Creating good looking games that are light on the system | ft. Rohith Kannan #jobs #gamedev
In an Indian household, being born as the younger sibling comes with a lifetime subscription of eagerly waiting for your elder siblings to stop hogging the computer. And Rohith Kannan’s story was exactly the same.
The game at play here is Midtown Madness. The 1999 racing game for which a young Rohith spent hours waiting, and the game which ignited Rohith’s love for gaming.
But, falling in love is always the easy part.
“I came from a family of doctors, my father was a doctor, and my sister was a doctor so there was a lot of pressure”
The Bollywood cliché of an Indian kid having only two choices - Engineering or Medical does not hold true for edge cases like Rohith. He even had to rebel to choose software engineering.
But Rohith’s rebellion paid off, and soon he even secured an internship at MaxLinear as a backend Software Engineer. An experience that made Rohith realize even though he loved coding, this was not for him.
”Doing backend, I wasn’t able to see what my code was doing, there wasn’t a direct visual feedback”
Looking to reap the fruits of his code Rohith thought of doing something on the front end. When one day knee deep in his research Rohith came across Unity, and voila, suddenly all the dots connected in his head. Rohith taught himself Unity using YouTube videos and different programming forums, and slowly but surely he got the hang of it.
With his newly acquired skills, Rohith secured a job as a Unity developer. However, while he was able to create amazing simulations in Unity, he knew there was something off.
“What I created was working, but not easy on the device. It was not optimized, and I wanted to learn that”
This is when Rohith came across a post by one of the Outscal students about how he is currently dwelling on the complex yet beautiful world of design patterns. And there it was, another moment of clarity for Rohit. Now he knew what he needed to do next to upskill himself and to make his code more efficient and easier on the system.
Rohith went to his dad and showed him the exact LinkedIn post, and told him that is what he needed to learn. In December 2022 Rohith enrolled in Outscal’s Full Stack Game Development program. By July 2023, Rohith was working as Game Developer at TomoClub, creating games that are not only visually appealing but also well-optimized.

Assigned task
Using the Rohith Kannan profile, answer these:
1. Which 1999 racing game first sparked Rohith's love for gaming?
2. At which company did he intern as a backend Software Engineer?
3. Where was he working as a Game Developer by July 2023?
Base every answer solely on the Rohith Kannan profile.

Record set
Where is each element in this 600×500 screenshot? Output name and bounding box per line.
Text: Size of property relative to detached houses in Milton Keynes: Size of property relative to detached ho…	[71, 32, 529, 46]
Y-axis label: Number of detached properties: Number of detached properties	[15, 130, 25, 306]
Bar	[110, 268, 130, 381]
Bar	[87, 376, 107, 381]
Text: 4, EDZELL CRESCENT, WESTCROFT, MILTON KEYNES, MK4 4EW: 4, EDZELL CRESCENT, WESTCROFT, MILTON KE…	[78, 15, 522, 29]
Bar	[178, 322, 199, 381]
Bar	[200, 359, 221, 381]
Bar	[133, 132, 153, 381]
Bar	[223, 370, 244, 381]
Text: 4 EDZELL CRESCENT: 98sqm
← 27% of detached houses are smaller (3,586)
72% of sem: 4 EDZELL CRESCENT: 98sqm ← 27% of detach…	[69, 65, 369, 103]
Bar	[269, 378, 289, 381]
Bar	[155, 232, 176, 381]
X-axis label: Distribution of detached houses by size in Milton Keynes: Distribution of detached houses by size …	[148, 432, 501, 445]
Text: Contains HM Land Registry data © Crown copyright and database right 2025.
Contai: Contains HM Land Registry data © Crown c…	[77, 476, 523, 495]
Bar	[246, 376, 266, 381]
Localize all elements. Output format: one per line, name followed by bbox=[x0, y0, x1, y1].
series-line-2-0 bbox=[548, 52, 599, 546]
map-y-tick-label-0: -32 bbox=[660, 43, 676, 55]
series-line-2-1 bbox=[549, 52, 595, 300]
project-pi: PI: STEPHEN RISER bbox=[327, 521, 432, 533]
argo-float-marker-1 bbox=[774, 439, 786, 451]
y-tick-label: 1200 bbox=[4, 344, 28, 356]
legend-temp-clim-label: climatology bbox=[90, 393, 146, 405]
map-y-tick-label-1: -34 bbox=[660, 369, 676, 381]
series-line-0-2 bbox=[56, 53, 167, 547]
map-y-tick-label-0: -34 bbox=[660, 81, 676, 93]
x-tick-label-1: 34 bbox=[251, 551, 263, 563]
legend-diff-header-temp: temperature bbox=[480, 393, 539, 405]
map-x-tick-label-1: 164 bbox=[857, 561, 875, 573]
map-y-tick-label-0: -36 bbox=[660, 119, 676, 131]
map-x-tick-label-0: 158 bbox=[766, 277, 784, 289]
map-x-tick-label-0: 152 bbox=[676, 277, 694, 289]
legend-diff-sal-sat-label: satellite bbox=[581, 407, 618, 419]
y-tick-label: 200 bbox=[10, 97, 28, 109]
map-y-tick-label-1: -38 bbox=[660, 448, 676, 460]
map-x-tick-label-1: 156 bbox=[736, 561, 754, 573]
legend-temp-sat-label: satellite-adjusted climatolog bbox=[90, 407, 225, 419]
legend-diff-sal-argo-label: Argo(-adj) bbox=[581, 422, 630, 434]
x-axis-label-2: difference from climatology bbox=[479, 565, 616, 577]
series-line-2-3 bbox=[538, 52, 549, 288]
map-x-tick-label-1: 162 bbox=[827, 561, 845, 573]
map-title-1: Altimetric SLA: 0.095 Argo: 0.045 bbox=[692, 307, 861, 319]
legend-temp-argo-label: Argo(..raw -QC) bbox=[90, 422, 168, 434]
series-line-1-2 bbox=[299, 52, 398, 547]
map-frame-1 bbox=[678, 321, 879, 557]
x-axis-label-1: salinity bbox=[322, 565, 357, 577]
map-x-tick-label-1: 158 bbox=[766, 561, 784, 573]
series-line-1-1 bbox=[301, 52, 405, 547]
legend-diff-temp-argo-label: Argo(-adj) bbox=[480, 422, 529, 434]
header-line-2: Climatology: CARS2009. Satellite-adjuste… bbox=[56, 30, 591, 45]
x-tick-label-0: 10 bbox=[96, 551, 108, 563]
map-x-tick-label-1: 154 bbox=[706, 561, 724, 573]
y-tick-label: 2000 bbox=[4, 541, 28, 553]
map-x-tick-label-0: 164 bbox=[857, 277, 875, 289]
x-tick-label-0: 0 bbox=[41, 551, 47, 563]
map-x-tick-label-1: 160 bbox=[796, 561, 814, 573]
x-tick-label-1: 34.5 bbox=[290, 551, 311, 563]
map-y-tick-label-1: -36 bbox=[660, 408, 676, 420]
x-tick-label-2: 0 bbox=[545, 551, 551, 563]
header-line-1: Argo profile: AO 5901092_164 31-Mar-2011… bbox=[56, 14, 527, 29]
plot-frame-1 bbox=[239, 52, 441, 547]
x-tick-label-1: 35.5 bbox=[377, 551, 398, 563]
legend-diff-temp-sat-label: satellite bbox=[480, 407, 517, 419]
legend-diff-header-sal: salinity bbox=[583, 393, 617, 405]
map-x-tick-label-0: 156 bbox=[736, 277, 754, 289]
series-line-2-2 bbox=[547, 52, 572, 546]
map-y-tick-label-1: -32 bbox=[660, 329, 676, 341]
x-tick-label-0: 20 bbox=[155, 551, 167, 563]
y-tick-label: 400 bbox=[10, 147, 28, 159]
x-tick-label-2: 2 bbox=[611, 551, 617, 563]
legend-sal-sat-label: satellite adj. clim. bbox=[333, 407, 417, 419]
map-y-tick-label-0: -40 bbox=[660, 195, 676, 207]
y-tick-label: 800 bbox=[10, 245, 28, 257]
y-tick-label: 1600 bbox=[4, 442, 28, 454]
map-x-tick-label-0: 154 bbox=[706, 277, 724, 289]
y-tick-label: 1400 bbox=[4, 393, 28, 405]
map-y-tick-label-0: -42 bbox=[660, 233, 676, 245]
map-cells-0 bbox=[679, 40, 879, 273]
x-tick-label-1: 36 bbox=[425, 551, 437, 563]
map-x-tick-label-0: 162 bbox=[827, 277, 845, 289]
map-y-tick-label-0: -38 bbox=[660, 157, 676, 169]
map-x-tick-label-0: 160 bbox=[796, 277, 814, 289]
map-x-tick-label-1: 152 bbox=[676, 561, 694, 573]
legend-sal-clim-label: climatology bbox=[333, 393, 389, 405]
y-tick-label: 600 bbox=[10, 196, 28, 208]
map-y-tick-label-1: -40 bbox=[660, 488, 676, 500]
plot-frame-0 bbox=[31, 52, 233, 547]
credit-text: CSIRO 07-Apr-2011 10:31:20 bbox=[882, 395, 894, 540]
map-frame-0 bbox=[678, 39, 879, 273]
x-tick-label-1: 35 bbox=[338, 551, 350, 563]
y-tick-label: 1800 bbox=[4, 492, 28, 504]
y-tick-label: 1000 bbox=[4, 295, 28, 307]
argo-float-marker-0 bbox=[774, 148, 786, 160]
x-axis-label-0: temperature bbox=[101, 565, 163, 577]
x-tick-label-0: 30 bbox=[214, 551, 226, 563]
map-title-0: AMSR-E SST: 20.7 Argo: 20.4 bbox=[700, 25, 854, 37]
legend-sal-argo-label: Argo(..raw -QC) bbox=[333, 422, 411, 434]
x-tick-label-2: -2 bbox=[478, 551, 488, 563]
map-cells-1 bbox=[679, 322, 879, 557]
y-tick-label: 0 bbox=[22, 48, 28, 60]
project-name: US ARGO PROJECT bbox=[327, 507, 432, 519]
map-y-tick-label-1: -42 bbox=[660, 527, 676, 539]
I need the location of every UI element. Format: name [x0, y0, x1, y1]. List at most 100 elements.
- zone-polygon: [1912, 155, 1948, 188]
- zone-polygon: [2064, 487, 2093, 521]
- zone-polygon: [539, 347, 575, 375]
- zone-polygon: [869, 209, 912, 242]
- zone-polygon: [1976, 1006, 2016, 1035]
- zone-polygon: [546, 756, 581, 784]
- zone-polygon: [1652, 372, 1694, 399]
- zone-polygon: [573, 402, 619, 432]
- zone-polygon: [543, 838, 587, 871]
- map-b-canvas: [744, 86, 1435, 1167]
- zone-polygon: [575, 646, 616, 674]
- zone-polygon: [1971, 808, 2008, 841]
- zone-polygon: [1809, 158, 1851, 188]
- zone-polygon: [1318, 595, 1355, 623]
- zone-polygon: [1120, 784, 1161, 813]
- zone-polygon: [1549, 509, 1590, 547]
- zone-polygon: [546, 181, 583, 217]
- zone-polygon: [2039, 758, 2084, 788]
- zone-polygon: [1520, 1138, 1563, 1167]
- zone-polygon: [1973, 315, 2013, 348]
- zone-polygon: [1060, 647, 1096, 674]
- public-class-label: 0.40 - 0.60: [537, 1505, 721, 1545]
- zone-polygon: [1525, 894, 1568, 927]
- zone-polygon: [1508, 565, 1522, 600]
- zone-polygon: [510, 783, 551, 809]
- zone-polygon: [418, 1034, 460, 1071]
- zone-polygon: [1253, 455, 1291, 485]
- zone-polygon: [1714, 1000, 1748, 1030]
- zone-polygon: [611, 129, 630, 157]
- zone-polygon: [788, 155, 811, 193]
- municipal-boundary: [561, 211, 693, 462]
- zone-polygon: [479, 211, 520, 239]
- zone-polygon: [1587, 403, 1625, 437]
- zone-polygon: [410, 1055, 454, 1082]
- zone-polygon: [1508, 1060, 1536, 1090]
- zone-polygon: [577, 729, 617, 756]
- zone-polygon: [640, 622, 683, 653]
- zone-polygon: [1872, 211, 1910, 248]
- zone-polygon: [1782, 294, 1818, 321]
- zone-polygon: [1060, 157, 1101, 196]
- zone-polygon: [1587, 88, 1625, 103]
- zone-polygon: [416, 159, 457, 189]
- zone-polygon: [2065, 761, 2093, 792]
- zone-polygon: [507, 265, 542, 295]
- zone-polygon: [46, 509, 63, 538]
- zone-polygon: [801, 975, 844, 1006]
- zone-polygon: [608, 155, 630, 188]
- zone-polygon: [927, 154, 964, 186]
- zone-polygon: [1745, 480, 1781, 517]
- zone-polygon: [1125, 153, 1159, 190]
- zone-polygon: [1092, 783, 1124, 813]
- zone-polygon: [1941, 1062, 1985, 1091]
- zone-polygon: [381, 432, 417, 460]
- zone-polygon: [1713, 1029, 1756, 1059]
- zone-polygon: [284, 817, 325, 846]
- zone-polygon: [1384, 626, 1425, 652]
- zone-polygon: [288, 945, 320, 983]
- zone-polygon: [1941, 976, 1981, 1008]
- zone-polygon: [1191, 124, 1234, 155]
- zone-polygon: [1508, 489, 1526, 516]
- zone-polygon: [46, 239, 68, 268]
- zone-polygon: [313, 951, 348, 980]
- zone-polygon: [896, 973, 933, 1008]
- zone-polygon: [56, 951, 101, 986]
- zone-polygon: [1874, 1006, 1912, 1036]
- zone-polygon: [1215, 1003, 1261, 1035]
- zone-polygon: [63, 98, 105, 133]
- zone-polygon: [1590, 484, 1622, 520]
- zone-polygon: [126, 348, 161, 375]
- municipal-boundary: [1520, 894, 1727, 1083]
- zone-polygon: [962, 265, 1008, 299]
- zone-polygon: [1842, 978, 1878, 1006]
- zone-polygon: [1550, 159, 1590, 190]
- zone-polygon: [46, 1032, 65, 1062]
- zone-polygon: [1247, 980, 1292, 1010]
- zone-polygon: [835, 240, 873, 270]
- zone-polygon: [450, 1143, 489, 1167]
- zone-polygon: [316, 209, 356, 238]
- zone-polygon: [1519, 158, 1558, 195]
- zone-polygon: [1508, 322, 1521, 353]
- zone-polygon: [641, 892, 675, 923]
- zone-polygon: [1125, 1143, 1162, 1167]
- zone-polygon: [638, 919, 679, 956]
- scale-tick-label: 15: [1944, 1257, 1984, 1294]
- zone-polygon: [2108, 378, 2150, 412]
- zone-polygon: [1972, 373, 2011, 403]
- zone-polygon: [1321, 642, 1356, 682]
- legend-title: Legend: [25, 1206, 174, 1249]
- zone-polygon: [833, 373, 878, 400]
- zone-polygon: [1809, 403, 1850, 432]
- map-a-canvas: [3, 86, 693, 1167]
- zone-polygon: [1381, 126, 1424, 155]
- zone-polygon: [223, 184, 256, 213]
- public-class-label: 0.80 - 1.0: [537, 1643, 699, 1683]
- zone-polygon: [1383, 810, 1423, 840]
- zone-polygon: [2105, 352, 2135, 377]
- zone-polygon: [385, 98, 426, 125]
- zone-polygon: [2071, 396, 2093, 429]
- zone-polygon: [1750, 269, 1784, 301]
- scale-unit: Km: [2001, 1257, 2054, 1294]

Exercise answer
1. Midtown Madness
2. MaxLinear
3. TomoClub